-- START OF Entries supplied --

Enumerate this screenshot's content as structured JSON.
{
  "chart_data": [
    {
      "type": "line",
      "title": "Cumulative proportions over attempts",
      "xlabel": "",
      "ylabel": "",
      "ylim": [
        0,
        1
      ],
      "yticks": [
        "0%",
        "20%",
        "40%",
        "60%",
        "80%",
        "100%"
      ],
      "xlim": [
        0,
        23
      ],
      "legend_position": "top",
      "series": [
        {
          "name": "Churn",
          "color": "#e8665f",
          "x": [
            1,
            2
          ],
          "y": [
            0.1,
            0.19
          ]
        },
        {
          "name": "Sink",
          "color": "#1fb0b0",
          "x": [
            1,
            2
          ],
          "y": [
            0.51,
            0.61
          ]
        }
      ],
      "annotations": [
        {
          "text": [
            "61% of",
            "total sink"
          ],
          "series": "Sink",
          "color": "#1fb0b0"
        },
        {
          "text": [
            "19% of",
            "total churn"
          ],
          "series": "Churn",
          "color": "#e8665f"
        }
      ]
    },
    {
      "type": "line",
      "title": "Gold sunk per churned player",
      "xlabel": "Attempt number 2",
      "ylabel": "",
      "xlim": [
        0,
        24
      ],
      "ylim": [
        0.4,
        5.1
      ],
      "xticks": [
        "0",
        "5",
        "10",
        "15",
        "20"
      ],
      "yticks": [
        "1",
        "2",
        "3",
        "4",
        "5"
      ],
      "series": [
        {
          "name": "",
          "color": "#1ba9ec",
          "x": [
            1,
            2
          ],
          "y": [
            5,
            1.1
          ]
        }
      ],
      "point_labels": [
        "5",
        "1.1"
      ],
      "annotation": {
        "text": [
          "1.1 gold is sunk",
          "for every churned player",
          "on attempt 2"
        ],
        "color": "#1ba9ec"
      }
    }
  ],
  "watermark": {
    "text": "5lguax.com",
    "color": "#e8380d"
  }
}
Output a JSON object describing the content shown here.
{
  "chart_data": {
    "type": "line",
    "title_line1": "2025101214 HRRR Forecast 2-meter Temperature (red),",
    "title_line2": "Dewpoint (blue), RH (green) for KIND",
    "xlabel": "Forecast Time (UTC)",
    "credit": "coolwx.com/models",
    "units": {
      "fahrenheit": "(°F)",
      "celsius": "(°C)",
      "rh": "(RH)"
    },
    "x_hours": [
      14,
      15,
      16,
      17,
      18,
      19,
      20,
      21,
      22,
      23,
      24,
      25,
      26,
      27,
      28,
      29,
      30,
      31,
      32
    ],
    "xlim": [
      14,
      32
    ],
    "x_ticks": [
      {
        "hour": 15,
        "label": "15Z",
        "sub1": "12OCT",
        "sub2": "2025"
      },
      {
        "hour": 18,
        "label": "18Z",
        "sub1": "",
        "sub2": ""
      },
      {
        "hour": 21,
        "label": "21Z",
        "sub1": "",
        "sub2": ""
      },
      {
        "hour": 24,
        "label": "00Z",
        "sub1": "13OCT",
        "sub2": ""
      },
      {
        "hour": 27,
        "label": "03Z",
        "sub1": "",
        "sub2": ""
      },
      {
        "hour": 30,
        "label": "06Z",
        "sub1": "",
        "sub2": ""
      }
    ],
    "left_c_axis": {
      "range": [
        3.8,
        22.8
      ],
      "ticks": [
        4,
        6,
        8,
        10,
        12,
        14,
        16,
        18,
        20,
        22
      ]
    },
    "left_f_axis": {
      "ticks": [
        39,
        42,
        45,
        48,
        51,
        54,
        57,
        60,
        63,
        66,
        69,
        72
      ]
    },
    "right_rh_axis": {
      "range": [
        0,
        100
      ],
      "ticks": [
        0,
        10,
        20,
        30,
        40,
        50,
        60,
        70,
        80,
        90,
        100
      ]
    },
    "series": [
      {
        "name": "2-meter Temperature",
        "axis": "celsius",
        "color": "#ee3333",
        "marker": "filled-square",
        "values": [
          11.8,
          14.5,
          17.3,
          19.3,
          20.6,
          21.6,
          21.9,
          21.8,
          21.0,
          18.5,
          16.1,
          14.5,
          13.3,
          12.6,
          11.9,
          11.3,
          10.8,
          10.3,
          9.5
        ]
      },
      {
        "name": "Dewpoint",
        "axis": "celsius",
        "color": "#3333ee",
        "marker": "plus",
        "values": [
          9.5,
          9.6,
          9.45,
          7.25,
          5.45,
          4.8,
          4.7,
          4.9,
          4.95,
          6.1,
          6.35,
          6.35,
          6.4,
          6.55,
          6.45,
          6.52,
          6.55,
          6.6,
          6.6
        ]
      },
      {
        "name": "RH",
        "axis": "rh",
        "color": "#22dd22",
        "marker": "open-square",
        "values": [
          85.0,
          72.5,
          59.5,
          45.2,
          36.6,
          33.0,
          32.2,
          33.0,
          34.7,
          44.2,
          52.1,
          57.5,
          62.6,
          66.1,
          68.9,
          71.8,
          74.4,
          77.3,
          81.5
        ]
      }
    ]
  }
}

-- END OF Entries supplied --

→ **What to do**
Return all of the above records exactly, leaving no line out.

→ **Task output**
Enumerate this screenshot's content as structured JSON.
{
  "chart_data": [
    {
      "type": "line",
      "title": "Cumulative proportions over attempts",
      "xlabel": "",
      "ylabel": "",
      "ylim": [
        0,
        1
      ],
      "yticks": [
        "0%",
        "20%",
        "40%",
        "60%",
        "80%",
        "100%"
      ],
      "xlim": [
        0,
        23
      ],
      "legend_position": "top",
      "series": [
        {
          "name": "Churn",
          "color": "#e8665f",
          "x": [
            1,
            2
          ],
          "y": [
            0.1,
            0.19
          ]
        },
        {
          "name": "Sink",
          "color": "#1fb0b0",
          "x": [
            1,
            2
          ],
          "y": [
            0.51,
            0.61
          ]
        }
      ],
      "annotations": [
        {
          "text": [
            "61% of",
            "total sink"
          ],
          "series": "Sink",
          "color": "#1fb0b0"
        },
        {
          "text": [
            "19% of",
            "total churn"
          ],
          "series": "Churn",
          "color": "#e8665f"
        }
      ]
    },
    {
      "type": "line",
      "title": "Gold sunk per churned player",
      "xlabel": "Attempt number 2",
      "ylabel": "",
      "xlim": [
        0,
        24
      ],
      "ylim": [
        0.4,
        5.1
      ],
      "xticks": [
        "0",
        "5",
        "10",
        "15",
        "20"
      ],
      "yticks": [
        "1",
        "2",
        "3",
        "4",
        "5"
      ],
      "series": [
        {
          "name": "",
          "color": "#1ba9ec",
          "x": [
            1,
            2
          ],
          "y": [
            5,
            1.1
          ]
        }
      ],
      "point_labels": [
        "5",
        "1.1"
      ],
      "annotation": {
        "text": [
          "1.1 gold is sunk",
          "for every churned player",
          "on attempt 2"
        ],
        "color": "#1ba9ec"
      }
    }
  ],
  "watermark": {
    "text": "5lguax.com",
    "color": "#e8380d"
  }
}
Output a JSON object describing the content shown here.
{
  "chart_data": {
    "type": "line",
    "title_line1": "2025101214 HRRR Forecast 2-meter Temperature (red),",
    "title_line2": "Dewpoint (blue), RH (green) for KIND",
    "xlabel": "Forecast Time (UTC)",
    "credit": "coolwx.com/models",
    "units": {
      "fahrenheit": "(°F)",
      "celsius": "(°C)",
      "rh": "(RH)"
    },
    "x_hours": [
      14,
      15,
      16,
      17,
      18,
      19,
      20,
      21,
      22,
      23,
      24,
      25,
      26,
      27,
      28,
      29,
      30,
      31,
      32
    ],
    "xlim": [
      14,
      32
    ],
    "x_ticks": [
      {
        "hour": 15,
        "label": "15Z",
        "sub1": "12OCT",
        "sub2": "2025"
      },
      {
        "hour": 18,
        "label": "18Z",
        "sub1": "",
        "sub2": ""
      },
      {
        "hour": 21,
        "label": "21Z",
        "sub1": "",
        "sub2": ""
      },
      {
        "hour": 24,
        "label": "00Z",
        "sub1": "13OCT",
        "sub2": ""
      },
      {
        "hour": 27,
        "label": "03Z",
        "sub1": "",
        "sub2": ""
      },
      {
        "hour": 30,
        "label": "06Z",
        "sub1": "",
        "sub2": ""
      }
    ],
    "left_c_axis": {
      "range": [
        3.8,
        22.8
      ],
      "ticks": [
        4,
        6,
        8,
        10,
        12,
        14,
        16,
        18,
        20,
        22
      ]
    },
    "left_f_axis": {
      "ticks": [
        39,
        42,
        45,
        48,
        51,
        54,
        57,
        60,
        63,
        66,
        69,
        72
      ]
    },
    "right_rh_axis": {
      "range": [
        0,
        100
      ],
      "ticks": [
        0,
        10,
        20,
        30,
        40,
        50,
        60,
        70,
        80,
        90,
        100
      ]
    },
    "series": [
      {
        "name": "2-meter Temperature",
        "axis": "celsius",
        "color": "#ee3333",
        "marker": "filled-square",
        "values": [
          11.8,
          14.5,
          17.3,
          19.3,
          20.6,
          21.6,
          21.9,
          21.8,
          21.0,
          18.5,
          16.1,
          14.5,
          13.3,
          12.6,
          11.9,
          11.3,
          10.8,
          10.3,
          9.5
        ]
      },
      {
        "name": "Dewpoint",
        "axis": "celsius",
        "color": "#3333ee",
        "marker": "plus",
        "values": [
          9.5,
          9.6,
          9.45,
          7.25,
          5.45,
          4.8,
          4.7,
          4.9,
          4.95,
          6.1,
          6.35,
          6.35,
          6.4,
          6.55,
          6.45,
          6.52,
          6.55,
          6.6,
          6.6
        ]
      },
      {
        "name": "RH",
        "axis": "rh",
        "color": "#22dd22",
        "marker": "open-square",
        "values": [
          85.0,
          72.5,
          59.5,
          45.2,
          36.6,
          33.0,
          32.2,
          33.0,
          34.7,
          44.2,
          52.1,
          57.5,
          62.6,
          66.1,
          68.9,
          71.8,
          74.4,
          77.3,
          81.5
        ]
      }
    ]
  }
}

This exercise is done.